» **EXERCISE REQUIREMENTS**: Only a number is wanted: how many lines in the listing contain the word "color"?
*** INFORMATION GIVEN
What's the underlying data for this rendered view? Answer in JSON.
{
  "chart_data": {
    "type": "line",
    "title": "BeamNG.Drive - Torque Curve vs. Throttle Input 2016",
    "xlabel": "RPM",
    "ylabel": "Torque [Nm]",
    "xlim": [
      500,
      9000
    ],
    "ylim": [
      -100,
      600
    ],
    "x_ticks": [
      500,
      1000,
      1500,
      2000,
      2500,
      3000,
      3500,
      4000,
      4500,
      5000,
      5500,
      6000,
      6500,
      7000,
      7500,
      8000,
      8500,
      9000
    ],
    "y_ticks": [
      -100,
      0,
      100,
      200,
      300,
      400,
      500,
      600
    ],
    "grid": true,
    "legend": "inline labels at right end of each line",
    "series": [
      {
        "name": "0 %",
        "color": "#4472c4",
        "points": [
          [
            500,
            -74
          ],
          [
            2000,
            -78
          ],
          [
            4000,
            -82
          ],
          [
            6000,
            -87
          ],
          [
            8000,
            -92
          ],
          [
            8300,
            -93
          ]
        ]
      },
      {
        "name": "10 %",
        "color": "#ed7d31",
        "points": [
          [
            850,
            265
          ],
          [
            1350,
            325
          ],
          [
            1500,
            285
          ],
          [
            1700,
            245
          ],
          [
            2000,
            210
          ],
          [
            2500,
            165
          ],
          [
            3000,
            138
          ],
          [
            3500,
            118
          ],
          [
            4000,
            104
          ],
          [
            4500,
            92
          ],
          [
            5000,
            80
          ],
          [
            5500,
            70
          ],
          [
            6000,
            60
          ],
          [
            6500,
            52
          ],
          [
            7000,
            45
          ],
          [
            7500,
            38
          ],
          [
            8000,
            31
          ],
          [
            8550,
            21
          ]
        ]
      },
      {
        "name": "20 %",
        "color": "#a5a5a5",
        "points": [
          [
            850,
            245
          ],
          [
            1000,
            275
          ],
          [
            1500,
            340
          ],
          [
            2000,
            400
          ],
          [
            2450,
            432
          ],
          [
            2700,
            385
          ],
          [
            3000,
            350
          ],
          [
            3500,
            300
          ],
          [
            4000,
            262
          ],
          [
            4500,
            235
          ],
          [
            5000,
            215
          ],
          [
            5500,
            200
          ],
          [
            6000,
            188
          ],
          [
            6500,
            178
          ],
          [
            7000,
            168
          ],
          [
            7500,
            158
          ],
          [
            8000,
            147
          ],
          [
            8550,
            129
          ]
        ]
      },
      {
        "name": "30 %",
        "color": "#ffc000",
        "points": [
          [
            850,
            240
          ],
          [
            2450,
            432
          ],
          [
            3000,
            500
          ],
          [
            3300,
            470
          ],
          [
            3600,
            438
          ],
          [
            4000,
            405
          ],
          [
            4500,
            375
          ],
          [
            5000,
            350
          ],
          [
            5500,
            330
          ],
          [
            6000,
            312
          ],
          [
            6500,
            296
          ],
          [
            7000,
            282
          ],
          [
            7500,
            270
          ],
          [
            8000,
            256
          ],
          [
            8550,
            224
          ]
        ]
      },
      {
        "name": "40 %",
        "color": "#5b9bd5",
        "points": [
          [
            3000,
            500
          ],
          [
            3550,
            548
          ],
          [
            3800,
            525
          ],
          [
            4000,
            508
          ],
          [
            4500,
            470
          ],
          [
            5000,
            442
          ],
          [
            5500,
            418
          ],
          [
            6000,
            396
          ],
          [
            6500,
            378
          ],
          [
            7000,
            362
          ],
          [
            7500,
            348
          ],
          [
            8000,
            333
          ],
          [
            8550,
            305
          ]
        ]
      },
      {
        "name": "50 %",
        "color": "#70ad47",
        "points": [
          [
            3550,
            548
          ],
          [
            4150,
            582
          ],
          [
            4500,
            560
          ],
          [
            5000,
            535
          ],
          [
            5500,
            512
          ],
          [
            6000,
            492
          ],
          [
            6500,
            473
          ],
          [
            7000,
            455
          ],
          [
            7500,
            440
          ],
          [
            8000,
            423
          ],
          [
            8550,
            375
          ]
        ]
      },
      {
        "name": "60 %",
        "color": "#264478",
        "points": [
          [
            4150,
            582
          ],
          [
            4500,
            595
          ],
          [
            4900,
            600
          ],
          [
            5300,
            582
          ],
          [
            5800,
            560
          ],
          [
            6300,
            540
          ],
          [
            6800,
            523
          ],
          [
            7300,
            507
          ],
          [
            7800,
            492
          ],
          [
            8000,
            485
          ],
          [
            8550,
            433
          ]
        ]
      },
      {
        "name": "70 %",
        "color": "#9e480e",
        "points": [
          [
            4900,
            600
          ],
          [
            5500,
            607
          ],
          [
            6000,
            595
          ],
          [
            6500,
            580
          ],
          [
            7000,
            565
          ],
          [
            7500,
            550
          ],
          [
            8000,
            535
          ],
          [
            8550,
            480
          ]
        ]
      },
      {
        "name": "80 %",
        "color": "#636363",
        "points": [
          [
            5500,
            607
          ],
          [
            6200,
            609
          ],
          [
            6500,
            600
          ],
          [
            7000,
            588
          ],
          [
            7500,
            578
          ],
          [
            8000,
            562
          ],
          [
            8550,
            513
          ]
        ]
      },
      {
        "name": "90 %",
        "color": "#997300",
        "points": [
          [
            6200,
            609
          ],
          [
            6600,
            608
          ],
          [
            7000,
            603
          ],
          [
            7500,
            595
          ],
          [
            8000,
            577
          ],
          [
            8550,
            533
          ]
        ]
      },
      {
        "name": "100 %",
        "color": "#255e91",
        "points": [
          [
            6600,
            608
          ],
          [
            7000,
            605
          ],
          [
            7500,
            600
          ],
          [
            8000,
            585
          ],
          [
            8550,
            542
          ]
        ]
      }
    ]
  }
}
******
» **CORRECT RESPONSE**: 11